Report every line from the material that contains the word "hospital".

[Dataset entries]
begin

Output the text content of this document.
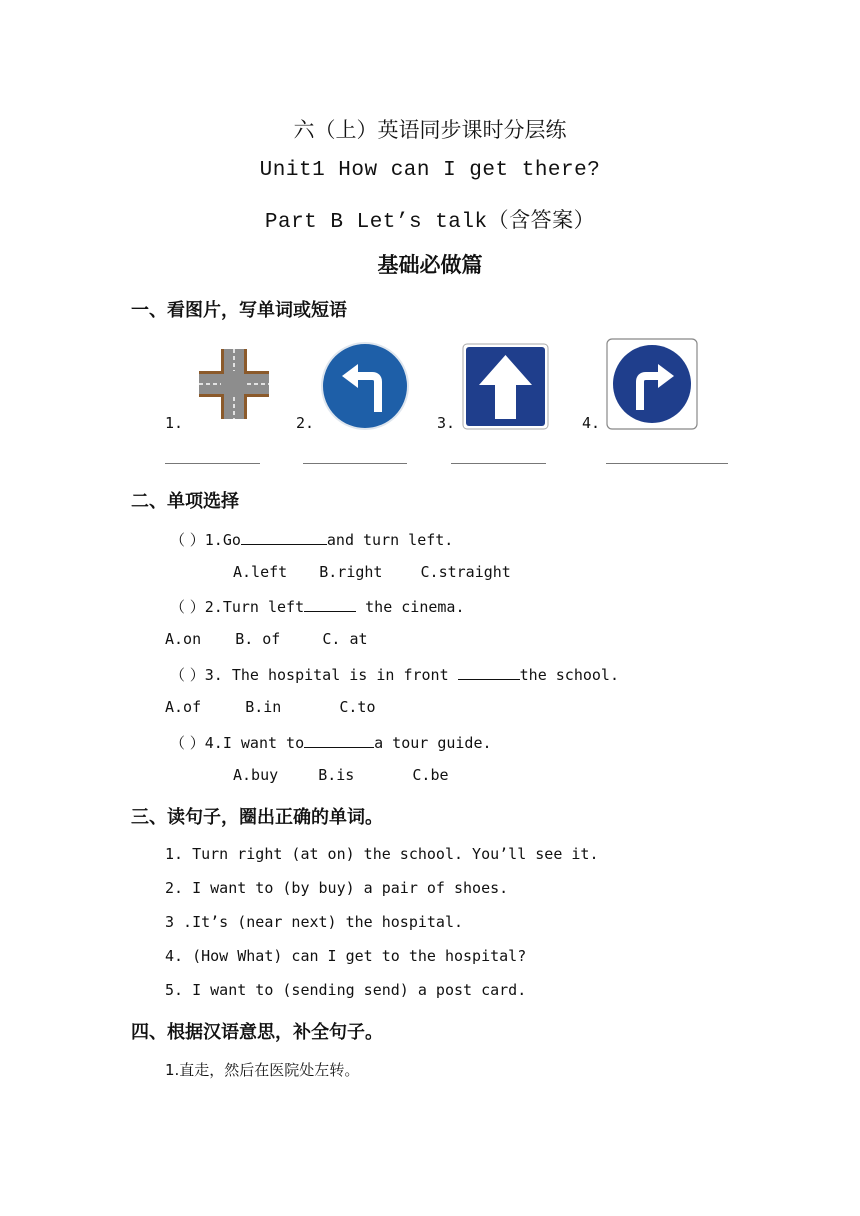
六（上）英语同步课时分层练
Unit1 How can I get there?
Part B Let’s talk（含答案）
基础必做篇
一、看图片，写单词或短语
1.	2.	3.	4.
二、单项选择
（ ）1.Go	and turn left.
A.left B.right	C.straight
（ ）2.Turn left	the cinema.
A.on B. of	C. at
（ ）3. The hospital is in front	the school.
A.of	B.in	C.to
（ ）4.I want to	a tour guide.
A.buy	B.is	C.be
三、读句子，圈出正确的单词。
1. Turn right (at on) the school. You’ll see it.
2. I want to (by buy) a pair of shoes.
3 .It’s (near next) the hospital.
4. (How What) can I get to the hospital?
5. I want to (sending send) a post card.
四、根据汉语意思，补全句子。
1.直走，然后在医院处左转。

end

### Reply
（ ）3. The hospital is in front	the school.
3 .It’s (near next) the hospital.
4. (How What) can I get to the hospital?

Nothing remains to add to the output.